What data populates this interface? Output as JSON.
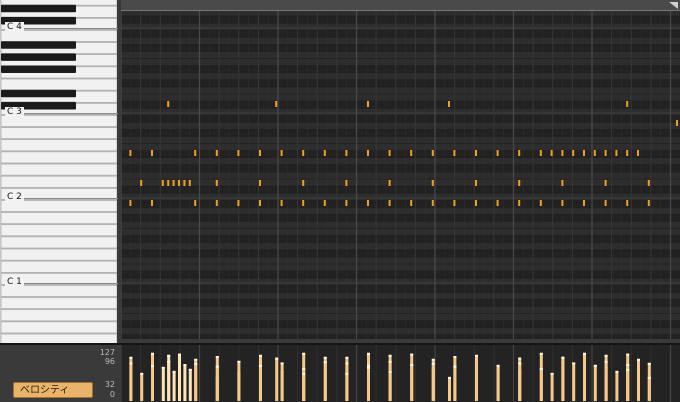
{
  "keyboard": {
    "octave_labels": [
      {
        "text": "C 4",
        "key_index": 0
      },
      {
        "text": "C 3",
        "key_index": 1
      },
      {
        "text": "C 2",
        "key_index": 2
      },
      {
        "text": "C 1",
        "key_index": 3
      }
    ]
  },
  "velocity": {
    "button_label": "ベロシティ",
    "scale_labels": [
      "127",
      "96",
      "32",
      "0"
    ]
  },
  "colors": {
    "note": "#f0a020",
    "velocity_bar": "#f4c98a",
    "velocity_bar_selected": "#ffe4b8",
    "grid_bar": "#4a4a4a",
    "grid_beat": "#363636"
  },
  "notes": {
    "rows": [
      {
        "row": "upper",
        "times": [
          0.08,
          0.28,
          0.45,
          0.6,
          0.93
        ]
      },
      {
        "row": "middle-top",
        "times": []
      },
      {
        "row": "chord-hi",
        "times": [
          0.01,
          0.05,
          0.13,
          0.17,
          0.21,
          0.25,
          0.29,
          0.33,
          0.37,
          0.41,
          0.45,
          0.49,
          0.53,
          0.57,
          0.61,
          0.65,
          0.69,
          0.73,
          0.77,
          0.79,
          0.81,
          0.83,
          0.85,
          0.87,
          0.89,
          0.91,
          0.93,
          0.95
        ]
      },
      {
        "row": "chord-mid",
        "times": [
          0.03,
          0.07,
          0.08,
          0.09,
          0.1,
          0.11,
          0.12,
          0.17,
          0.25,
          0.33,
          0.41,
          0.49,
          0.57,
          0.65,
          0.73,
          0.81,
          0.89,
          0.97
        ]
      },
      {
        "row": "bass",
        "times": [
          0.01,
          0.05,
          0.13,
          0.17,
          0.21,
          0.25,
          0.29,
          0.33,
          0.37,
          0.41,
          0.45,
          0.49,
          0.53,
          0.57,
          0.61,
          0.65,
          0.69,
          0.73,
          0.77,
          0.81,
          0.85,
          0.89,
          0.93,
          0.97
        ]
      }
    ]
  }
}
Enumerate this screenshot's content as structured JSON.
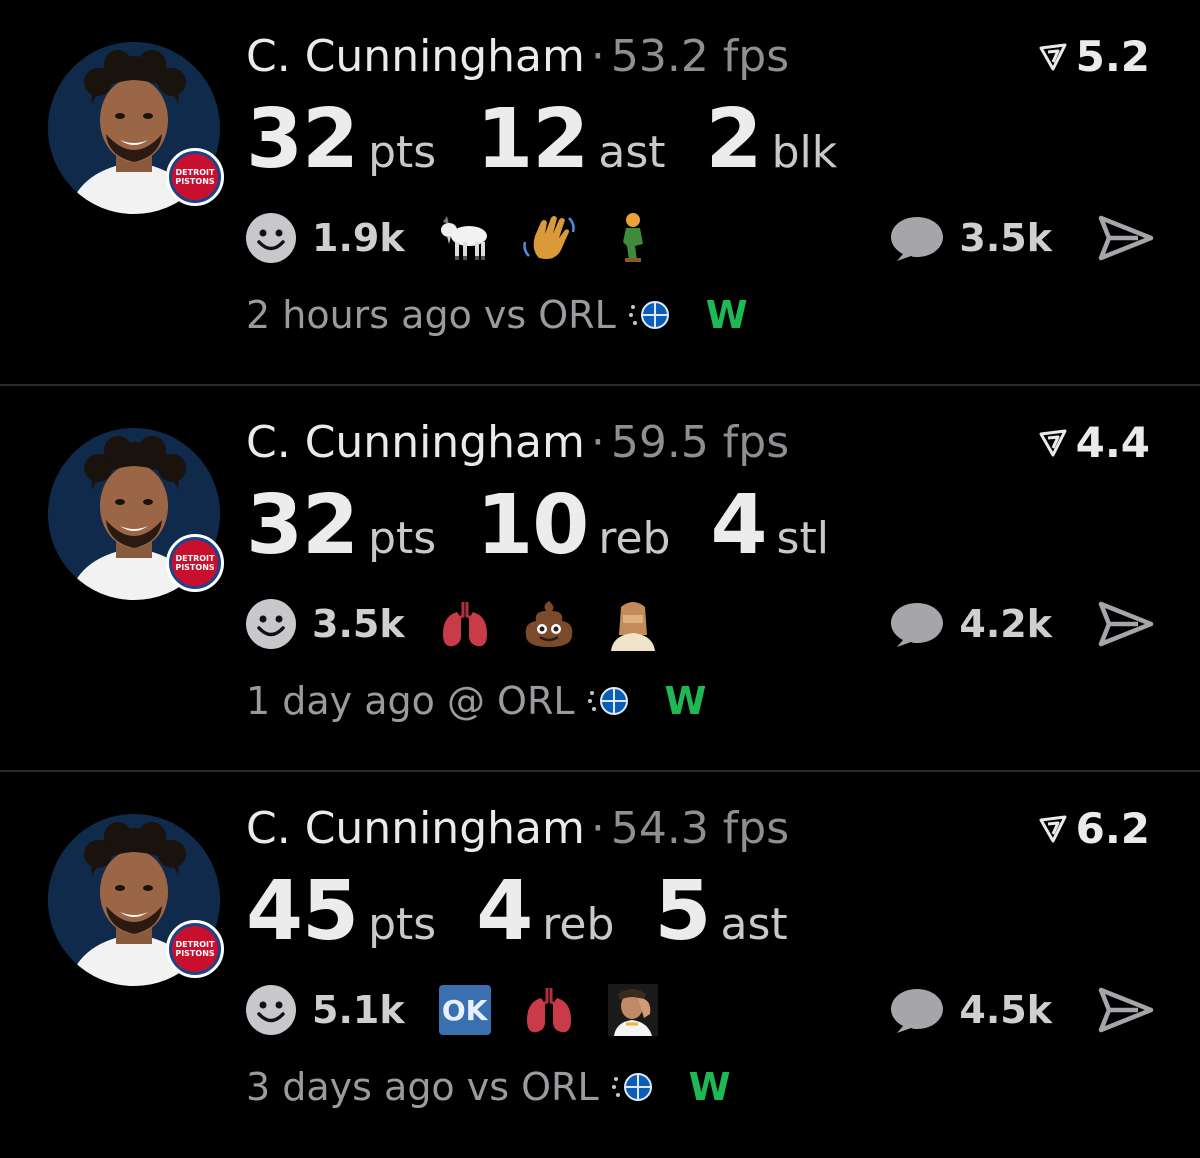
{
  "posts": [
    {
      "player_name": "C. Cunningham",
      "separator": "·",
      "fps": "53.2 fps",
      "rating": "5.2",
      "stats": [
        {
          "value": "32",
          "unit": "pts"
        },
        {
          "value": "12",
          "unit": "ast"
        },
        {
          "value": "2",
          "unit": "blk"
        }
      ],
      "reaction_count": "1.9k",
      "reaction_emojis": [
        "goat-icon",
        "waving-hand-icon",
        "kneeling-person-icon"
      ],
      "comment_count": "3.5k",
      "meta": "2 hours ago vs ORL",
      "result": "W",
      "team_badge": [
        "DETROIT",
        "PISTONS"
      ]
    },
    {
      "player_name": "C. Cunningham",
      "separator": "·",
      "fps": "59.5 fps",
      "rating": "4.4",
      "stats": [
        {
          "value": "32",
          "unit": "pts"
        },
        {
          "value": "10",
          "unit": "reb"
        },
        {
          "value": "4",
          "unit": "stl"
        }
      ],
      "reaction_count": "3.5k",
      "reaction_emojis": [
        "lungs-icon",
        "poop-icon",
        "person-in-mask-icon"
      ],
      "comment_count": "4.2k",
      "meta": "1 day ago @ ORL",
      "result": "W",
      "team_badge": [
        "DETROIT",
        "PISTONS"
      ]
    },
    {
      "player_name": "C. Cunningham",
      "separator": "·",
      "fps": "54.3 fps",
      "rating": "6.2",
      "stats": [
        {
          "value": "45",
          "unit": "pts"
        },
        {
          "value": "4",
          "unit": "reb"
        },
        {
          "value": "5",
          "unit": "ast"
        }
      ],
      "reaction_count": "5.1k",
      "reaction_emojis": [
        "ok-badge-icon",
        "lungs-icon",
        "player-face-palm-icon"
      ],
      "ok_label": "OK",
      "comment_count": "4.5k",
      "meta": "3 days ago vs ORL",
      "result": "W",
      "team_badge": [
        "DETROIT",
        "PISTONS"
      ]
    }
  ],
  "colors": {
    "background": "#000000",
    "win": "#1db954",
    "muted": "#8e8e93",
    "badge_red": "#c8102e",
    "badge_blue": "#1d428a"
  }
}
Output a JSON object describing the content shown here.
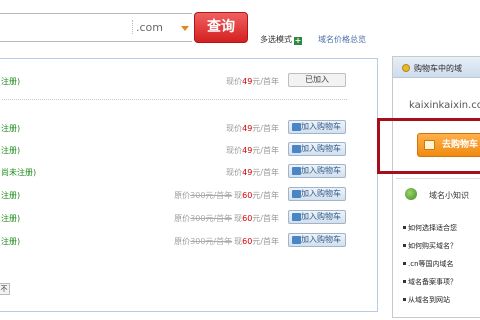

# Given instruction:
Leave out the pictures and transcribe the entries above exactly.

# Full answer:
What data populates this interface? Output as JSON.
{
  "keyboard": {
    "octave_labels": [
      {
        "text": "C 4",
        "key_index": 0
      },
      {
        "text": "C 3",
        "key_index": 1
      },
      {
        "text": "C 2",
        "key_index": 2
      },
      {
        "text": "C 1",
        "key_index": 3
      }
    ]
  },
  "velocity": {
    "button_label": "ベロシティ",
    "scale_labels": [
      "127",
      "96",
      "32",
      "0"
    ]
  },
  "colors": {
    "note": "#f0a020",
    "velocity_bar": "#f4c98a",
    "velocity_bar_selected": "#ffe4b8",
    "grid_bar": "#4a4a4a",
    "grid_beat": "#363636"
  },
  "notes": {
    "rows": [
      {
        "row": "upper",
        "times": [
          0.08,
          0.28,
          0.45,
          0.6,
          0.93
        ]
      },
      {
        "row": "middle-top",
        "times": []
      },
      {
        "row": "chord-hi",
        "times": [
          0.01,
          0.05,
          0.13,
          0.17,
          0.21,
          0.25,
          0.29,
          0.33,
          0.37,
          0.41,
          0.45,
          0.49,
          0.53,
          0.57,
          0.61,
          0.65,
          0.69,
          0.73,
          0.77,
          0.79,
          0.81,
          0.83,
          0.85,
          0.87,
          0.89,
          0.91,
          0.93,
          0.95
        ]
      },
      {
        "row": "chord-mid",
        "times": [
          0.03,
          0.07,
          0.08,
          0.09,
          0.1,
          0.11,
          0.12,
          0.17,
          0.25,
          0.33,
          0.41,
          0.49,
          0.57,
          0.65,
          0.73,
          0.81,
          0.89,
          0.97
        ]
      },
      {
        "row": "bass",
        "times": [
          0.01,
          0.05,
          0.13,
          0.17,
          0.21,
          0.25,
          0.29,
          0.33,
          0.37,
          0.41,
          0.45,
          0.49,
          0.53,
          0.57,
          0.61,
          0.65,
          0.69,
          0.73,
          0.77,
          0.81,
          0.85,
          0.89,
          0.93,
          0.97
        ]
      }
    ]
  }
}
Enumerate this screenshot's content as structured JSON.
{
  "posts": [
    {
      "player_name": "C. Cunningham",
      "separator": "·",
      "fps": "53.2 fps",
      "rating": "5.2",
      "stats": [
        {
          "value": "32",
          "unit": "pts"
        },
        {
          "value": "12",
          "unit": "ast"
        },
        {
          "value": "2",
          "unit": "blk"
        }
      ],
      "reaction_count": "1.9k",
      "reaction_emojis": [
        "goat-icon",
        "waving-hand-icon",
        "kneeling-person-icon"
      ],
      "comment_count": "3.5k",
      "meta": "2 hours ago vs ORL",
      "result": "W",
      "team_badge": [
        "DETROIT",
        "PISTONS"
      ]
    },
    {
      "player_name": "C. Cunningham",
      "separator": "·",
      "fps": "59.5 fps",
      "rating": "4.4",
      "stats": [
        {
          "value": "32",
          "unit": "pts"
        },
        {
          "value": "10",
          "unit": "reb"
        },
        {
          "value": "4",
          "unit": "stl"
        }
      ],
      "reaction_count": "3.5k",
      "reaction_emojis": [
        "lungs-icon",
        "poop-icon",
        "person-in-mask-icon"
      ],
      "comment_count": "4.2k",
      "meta": "1 day ago @ ORL",
      "result": "W",
      "team_badge": [
        "DETROIT",
        "PISTONS"
      ]
    },
    {
      "player_name": "C. Cunningham",
      "separator": "·",
      "fps": "54.3 fps",
      "rating": "6.2",
      "stats": [
        {
          "value": "45",
          "unit": "pts"
        },
        {
          "value": "4",
          "unit": "reb"
        },
        {
          "value": "5",
          "unit": "ast"
        }
      ],
      "reaction_count": "5.1k",
      "reaction_emojis": [
        "ok-badge-icon",
        "lungs-icon",
        "player-face-palm-icon"
      ],
      "ok_label": "OK",
      "comment_count": "4.5k",
      "meta": "3 days ago vs ORL",
      "result": "W",
      "team_badge": [
        "DETROIT",
        "PISTONS"
      ]
    }
  ],
  "colors": {
    "background": "#000000",
    "win": "#1db954",
    "muted": "#8e8e93",
    "badge_red": "#c8102e",
    "badge_blue": "#1d428a"
  }
}
Output a JSON object describing the content shown here.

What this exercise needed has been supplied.